**WORK TO DO**
Copy out each line of the data that holds the word "Unexperienced".

Rows from a figure dataset:
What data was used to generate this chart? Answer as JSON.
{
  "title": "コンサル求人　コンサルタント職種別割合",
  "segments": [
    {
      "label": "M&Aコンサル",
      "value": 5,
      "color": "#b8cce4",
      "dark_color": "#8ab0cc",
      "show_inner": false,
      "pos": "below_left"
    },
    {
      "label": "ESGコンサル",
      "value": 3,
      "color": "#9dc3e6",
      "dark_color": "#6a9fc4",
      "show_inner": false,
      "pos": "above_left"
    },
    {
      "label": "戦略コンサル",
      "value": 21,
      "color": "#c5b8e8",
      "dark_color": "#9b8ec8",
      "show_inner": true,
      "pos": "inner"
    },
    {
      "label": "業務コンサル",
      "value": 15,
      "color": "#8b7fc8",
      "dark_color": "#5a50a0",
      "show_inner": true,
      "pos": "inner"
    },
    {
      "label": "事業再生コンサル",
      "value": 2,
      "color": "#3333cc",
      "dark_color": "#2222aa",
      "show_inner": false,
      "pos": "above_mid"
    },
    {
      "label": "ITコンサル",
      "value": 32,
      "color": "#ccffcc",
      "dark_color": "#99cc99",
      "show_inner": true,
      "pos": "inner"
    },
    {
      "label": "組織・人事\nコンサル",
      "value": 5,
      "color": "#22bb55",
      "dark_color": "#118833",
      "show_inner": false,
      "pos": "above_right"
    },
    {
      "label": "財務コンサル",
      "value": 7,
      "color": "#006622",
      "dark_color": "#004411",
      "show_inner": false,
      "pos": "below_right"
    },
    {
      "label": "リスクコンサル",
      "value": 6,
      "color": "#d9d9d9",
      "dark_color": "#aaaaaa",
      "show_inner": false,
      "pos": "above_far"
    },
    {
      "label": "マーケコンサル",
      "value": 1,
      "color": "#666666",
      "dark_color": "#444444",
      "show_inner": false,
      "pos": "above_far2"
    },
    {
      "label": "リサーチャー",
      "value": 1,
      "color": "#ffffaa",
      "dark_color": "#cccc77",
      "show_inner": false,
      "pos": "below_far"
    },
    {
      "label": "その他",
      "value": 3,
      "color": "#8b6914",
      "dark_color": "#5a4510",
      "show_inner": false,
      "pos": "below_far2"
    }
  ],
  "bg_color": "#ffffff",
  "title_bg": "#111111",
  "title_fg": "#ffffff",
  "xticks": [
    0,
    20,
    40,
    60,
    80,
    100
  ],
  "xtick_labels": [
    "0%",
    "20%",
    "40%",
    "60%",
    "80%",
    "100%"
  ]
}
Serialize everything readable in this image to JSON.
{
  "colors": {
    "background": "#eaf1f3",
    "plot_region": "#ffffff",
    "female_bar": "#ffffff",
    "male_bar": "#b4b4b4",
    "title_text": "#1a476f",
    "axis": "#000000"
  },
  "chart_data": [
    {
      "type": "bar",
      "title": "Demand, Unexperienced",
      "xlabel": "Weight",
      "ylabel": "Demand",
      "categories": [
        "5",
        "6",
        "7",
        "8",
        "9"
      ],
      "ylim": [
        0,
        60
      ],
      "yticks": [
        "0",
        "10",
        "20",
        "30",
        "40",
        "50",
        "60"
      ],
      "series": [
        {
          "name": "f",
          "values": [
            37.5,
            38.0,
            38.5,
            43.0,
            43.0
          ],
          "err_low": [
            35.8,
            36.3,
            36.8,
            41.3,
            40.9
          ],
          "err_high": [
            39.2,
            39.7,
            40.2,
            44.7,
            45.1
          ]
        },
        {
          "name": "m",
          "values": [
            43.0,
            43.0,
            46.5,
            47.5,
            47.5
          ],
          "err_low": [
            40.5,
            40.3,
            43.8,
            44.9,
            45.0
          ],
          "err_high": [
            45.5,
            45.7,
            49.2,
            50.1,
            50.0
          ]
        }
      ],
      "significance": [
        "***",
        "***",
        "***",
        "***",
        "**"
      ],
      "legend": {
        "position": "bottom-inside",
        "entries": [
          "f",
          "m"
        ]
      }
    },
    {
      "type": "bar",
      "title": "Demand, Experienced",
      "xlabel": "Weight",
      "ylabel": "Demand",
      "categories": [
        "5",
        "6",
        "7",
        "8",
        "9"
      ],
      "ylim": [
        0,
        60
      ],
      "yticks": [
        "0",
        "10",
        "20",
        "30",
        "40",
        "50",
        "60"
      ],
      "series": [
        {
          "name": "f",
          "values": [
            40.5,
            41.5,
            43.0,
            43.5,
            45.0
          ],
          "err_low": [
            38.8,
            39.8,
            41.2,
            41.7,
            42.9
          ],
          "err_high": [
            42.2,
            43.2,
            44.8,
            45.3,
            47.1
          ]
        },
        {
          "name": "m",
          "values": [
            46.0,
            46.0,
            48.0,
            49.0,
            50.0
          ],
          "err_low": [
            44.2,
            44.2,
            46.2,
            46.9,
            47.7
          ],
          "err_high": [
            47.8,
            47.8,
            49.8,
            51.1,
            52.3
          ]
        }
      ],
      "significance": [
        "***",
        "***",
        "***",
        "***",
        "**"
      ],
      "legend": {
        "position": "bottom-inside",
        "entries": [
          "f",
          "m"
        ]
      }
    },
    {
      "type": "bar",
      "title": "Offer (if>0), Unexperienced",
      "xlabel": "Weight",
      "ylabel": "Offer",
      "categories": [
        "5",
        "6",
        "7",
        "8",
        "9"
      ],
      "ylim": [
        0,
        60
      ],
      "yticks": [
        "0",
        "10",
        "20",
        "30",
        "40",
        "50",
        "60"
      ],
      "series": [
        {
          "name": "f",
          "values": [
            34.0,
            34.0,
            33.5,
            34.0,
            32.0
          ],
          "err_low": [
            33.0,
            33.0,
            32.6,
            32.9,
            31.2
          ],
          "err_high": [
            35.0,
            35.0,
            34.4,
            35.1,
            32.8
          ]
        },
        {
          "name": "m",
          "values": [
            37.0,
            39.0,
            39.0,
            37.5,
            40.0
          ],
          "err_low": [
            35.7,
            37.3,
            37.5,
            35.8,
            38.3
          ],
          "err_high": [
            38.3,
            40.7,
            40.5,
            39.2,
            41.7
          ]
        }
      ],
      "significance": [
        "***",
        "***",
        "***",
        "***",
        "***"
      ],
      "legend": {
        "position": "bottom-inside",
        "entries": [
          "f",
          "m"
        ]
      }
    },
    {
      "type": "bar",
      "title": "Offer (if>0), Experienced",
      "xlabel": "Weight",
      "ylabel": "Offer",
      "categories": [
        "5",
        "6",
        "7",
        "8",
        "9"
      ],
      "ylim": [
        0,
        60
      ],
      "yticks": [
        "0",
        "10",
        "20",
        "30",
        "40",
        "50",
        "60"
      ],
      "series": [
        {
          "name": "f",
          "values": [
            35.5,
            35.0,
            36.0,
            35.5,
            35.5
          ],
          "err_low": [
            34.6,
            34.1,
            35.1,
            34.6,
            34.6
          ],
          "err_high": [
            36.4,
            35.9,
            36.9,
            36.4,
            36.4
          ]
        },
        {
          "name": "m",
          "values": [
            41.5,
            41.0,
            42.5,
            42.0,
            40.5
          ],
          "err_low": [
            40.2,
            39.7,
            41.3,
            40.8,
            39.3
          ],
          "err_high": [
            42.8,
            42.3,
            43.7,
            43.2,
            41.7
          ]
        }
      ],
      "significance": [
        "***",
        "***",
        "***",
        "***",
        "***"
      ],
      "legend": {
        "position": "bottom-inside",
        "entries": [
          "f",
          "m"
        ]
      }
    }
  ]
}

**FINAL RESULT**
      "title": "Demand, Unexperienced",
      "title": "Offer (if>0), Unexperienced",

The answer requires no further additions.